━━━ Potongan Dokumen ━━━

Ia memiliki unta yang banyak kandangnya dan sedikit tempat gembalanya,
dan jika unta-unta tersebut mendengar kayu dari tukang jagal maka
unta-unta tersebut yakin bahwa mereka akan disembelih.”[Maksud perkataan
di atas: Suaminya memiliki banyak unta sebagai persiapan untuk
menyambut tamu. Artinya, suaminya memiliki akhlak mulia, ia sering
memuliakan para tamu dengan pemuliaan yang luar biasa].
قَالَتِ
الْحَادِيَةَ عَشْرَةَ زَوْجِي أَبُوْ زَرْعٍ فَمَا أَبُوْ زَرْعٍ؟ أَنَاسَ
مِنْ حُلِيٍّ أُذُنَيَّ وَمَلَأَ مِنْ شَحْمِ عَضُدَيَّ وَبَجَّحَنِي
فَبَجَحْتُ إِلَى نَفْسِي
Wanita kesebelas berkisah, “Suamiku adalah
Abu Zar’. Siapa gerangan Abu Zar’? Dialah yang telah memberatkan
telingaku dengan perhiasan dan telah memenuhi lemak di lengan atas
tanganku dan menyenangkan aku, maka aku pun gembira.”[Maksud perkataan
di atas: Maksudnya yaitu suaminya Abu Zar’ memberikannya perhiasan yang
banyak dan memperhatikan dirinya serta menjadikan tubuhnya padat
(montok). Karena jika lengan atasnya padat maka tandanya tubuhnya
semuanya padat. Hal ini menjadikannya gembira. Merupakan sifat suami
yang baik adalah menghiasi dan mempercantik istrinya dengan perhiasan
dan memberikan kepada istrinya makanan pilihan. Sesungguhnya hal ini
menjadikan sang istri menjadi sangat mencintai suaminya karena merasakan
perhatian suaminya dan sayangnya suaminya kepadanya. Para wanita sangat
suka kepada perhiasan emas, dan ini merupakan hadiah yang paling baik
yang diberikan kepada wanita. Tubuh yang berisi padat (tidak kurus dan
tidak gemuk) merupakan sifat kecantikan seorang wanita.]
.

━━━ Bahan yang Disediakan ━━━

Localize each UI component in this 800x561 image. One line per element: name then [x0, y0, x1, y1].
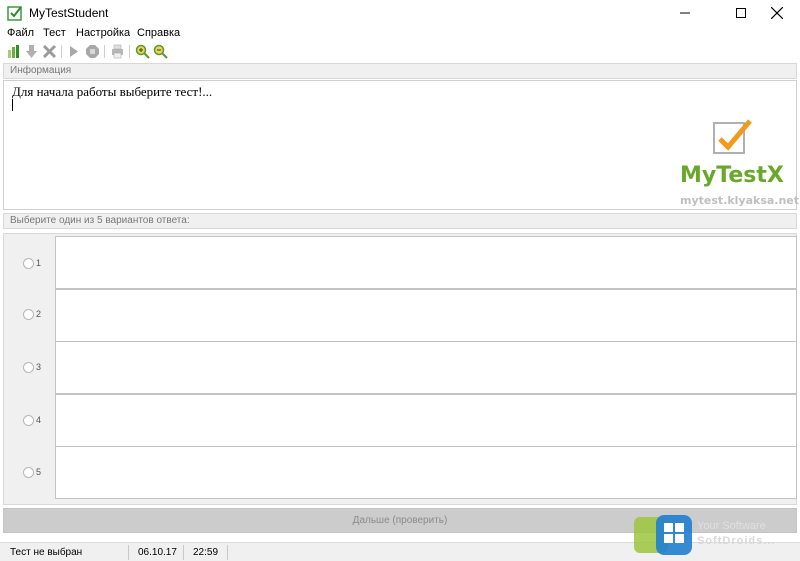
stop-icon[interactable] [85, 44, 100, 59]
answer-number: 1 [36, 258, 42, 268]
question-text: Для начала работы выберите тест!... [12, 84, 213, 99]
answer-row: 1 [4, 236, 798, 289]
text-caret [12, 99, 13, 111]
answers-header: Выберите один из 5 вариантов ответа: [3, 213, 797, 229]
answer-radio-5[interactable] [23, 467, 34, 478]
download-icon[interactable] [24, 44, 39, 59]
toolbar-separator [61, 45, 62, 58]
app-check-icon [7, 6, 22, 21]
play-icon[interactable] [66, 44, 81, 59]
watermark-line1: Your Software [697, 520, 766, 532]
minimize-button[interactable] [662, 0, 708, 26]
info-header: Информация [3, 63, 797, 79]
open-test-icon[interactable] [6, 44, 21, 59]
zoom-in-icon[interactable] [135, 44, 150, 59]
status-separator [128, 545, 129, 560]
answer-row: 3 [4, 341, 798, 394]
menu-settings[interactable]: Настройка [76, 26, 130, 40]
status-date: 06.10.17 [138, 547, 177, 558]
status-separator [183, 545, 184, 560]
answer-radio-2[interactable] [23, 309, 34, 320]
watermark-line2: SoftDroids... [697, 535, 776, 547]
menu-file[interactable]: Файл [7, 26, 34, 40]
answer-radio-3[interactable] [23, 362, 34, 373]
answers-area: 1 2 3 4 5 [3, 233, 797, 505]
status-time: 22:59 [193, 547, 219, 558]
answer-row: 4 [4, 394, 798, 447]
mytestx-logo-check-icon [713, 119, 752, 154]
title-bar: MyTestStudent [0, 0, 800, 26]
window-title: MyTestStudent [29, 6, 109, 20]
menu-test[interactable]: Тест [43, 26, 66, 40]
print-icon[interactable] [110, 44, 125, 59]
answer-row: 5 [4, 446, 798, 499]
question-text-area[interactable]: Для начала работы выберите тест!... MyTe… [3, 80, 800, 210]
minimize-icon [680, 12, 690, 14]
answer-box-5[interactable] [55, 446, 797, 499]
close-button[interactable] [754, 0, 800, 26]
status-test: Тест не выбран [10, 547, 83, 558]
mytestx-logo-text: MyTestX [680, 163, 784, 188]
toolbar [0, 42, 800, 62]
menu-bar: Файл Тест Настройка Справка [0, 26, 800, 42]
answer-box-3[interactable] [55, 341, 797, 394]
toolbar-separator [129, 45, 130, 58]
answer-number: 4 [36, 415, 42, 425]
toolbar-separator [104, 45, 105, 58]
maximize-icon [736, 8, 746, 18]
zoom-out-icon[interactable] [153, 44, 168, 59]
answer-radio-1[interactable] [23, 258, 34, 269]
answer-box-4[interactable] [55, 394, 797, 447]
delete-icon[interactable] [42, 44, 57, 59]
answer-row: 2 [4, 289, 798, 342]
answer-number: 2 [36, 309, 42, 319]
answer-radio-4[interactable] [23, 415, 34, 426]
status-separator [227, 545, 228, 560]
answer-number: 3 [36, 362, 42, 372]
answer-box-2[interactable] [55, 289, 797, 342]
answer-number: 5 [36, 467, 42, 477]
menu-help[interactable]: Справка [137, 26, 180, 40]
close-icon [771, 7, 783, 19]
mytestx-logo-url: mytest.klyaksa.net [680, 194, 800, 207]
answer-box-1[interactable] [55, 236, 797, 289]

━━━
━━━ Bahan yang Disediakan ━━━

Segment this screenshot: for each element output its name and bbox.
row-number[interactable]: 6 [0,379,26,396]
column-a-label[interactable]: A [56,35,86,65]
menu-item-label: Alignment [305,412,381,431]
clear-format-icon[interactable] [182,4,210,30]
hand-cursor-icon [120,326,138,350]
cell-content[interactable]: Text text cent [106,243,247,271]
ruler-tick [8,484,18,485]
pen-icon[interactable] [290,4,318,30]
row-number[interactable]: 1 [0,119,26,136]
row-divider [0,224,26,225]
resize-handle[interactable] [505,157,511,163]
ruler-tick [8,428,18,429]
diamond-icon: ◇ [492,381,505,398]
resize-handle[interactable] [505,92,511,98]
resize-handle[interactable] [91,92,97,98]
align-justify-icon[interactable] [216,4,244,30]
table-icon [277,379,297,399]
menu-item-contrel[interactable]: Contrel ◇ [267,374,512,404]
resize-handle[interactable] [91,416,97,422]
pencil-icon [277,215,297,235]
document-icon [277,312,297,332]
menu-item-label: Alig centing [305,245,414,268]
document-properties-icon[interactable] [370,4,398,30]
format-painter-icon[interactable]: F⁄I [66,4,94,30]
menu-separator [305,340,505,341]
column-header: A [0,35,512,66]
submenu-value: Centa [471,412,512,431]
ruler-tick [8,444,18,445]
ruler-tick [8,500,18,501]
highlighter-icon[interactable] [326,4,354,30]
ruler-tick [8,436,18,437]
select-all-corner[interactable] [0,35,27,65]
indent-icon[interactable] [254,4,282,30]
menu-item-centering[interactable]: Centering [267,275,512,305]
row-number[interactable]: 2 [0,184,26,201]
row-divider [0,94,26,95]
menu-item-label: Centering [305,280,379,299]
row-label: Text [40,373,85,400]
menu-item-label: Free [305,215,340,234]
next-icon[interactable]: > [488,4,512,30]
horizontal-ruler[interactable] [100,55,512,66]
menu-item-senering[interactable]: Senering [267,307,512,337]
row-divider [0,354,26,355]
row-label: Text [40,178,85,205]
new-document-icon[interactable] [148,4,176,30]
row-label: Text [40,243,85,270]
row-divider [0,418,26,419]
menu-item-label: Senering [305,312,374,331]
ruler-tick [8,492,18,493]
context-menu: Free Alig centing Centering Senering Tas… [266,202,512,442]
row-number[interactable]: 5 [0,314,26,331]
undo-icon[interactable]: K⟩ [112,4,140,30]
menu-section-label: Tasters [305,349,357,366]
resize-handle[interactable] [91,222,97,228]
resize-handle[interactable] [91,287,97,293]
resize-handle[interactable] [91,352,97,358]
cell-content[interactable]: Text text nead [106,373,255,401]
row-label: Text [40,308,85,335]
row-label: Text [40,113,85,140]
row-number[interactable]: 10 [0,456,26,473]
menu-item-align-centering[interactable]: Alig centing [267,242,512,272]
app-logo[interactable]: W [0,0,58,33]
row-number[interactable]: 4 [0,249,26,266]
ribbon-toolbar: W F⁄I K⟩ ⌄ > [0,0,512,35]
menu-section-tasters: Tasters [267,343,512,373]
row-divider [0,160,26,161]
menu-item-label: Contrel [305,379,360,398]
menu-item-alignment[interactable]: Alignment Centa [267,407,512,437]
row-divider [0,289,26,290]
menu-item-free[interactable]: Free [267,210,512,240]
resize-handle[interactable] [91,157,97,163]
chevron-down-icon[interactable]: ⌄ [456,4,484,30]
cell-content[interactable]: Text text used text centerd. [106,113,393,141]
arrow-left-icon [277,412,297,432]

━━━

Soal Latihan:
- a) Tentukan apakah setiap pernyataan berikut sesuai dengan potongan dokumen, lalu jawab ya atau tidak disertai kutipan kata-kata penentunya dari potongan dokumen. (i) Wanita kesebelas menyebut suaminya bernama Abu Zar’. (ii) Menurut penjelasan dalam kurung, suami itu memiliki banyak unta sebagai persiapan untuk dijual. (iii) Tubuh yang berisi padat disebut sebagai sifat kecantikan seorang wanita.
- b) Ubah baris-baris data anotasi kotak menjadi daftar bernomor, mulai dari baris yang memuat "Segment this screenshot: for" sampai baris yang memuat "ruler-tick [8,500,18,501]", dengan kedua ujungnya disertakan. Baris kosong tidak dimasukkan.

Jawaban Tiap Soal:
- a)
(i) Ya: "Suamiku adalah Abu Zar’."
(ii) Tidak: "Suaminya memiliki banyak unta sebagai persiapan untuk menyambut tamu."
(iii) Ya: "Tubuh yang berisi padat (tidak kurus dan tidak gemuk) merupakan sifat kecantikan seorang wanita."

- b)
1. Segment this screenshot: for each element output its name and bbox.
2. row-number[interactable]: 6 [0,379,26,396]
3. column-a-label[interactable]: A [56,35,86,65]
4. menu-item-label: Alignment [305,412,381,431]
5. clear-format-icon[interactable] [182,4,210,30]
6. hand-cursor-icon [120,326,138,350]
7. cell-content[interactable]: Text text cent [106,243,247,271]
8. ruler-tick [8,484,18,485]
9. pen-icon[interactable] [290,4,318,30]
10. row-number[interactable]: 1 [0,119,26,136]
11. row-divider [0,224,26,225]
12. resize-handle[interactable] [505,157,511,163]
13. ruler-tick [8,428,18,429]
14. diamond-icon: ◇ [492,381,505,398]
15. resize-handle[interactable] [505,92,511,98]
16. resize-handle[interactable] [91,92,97,98]
17. align-justify-icon[interactable] [216,4,244,30]
18. table-icon [277,379,297,399]
19. menu-item-contrel[interactable]: Contrel ◇ [267,374,512,404]
20. resize-handle[interactable] [91,416,97,422]
21. pencil-icon [277,215,297,235]
22. document-icon [277,312,297,332]
23. menu-item-label: Alig centing [305,245,414,268]
24. document-properties-icon[interactable] [370,4,398,30]
25. format-painter-icon[interactable]: F⁄I [66,4,94,30]
26. menu-separator [305,340,505,341]
27. column-header: A [0,35,512,66]
28. submenu-value: Centa [471,412,512,431]
29. ruler-tick [8,444,18,445]
30. ruler-tick [8,500,18,501]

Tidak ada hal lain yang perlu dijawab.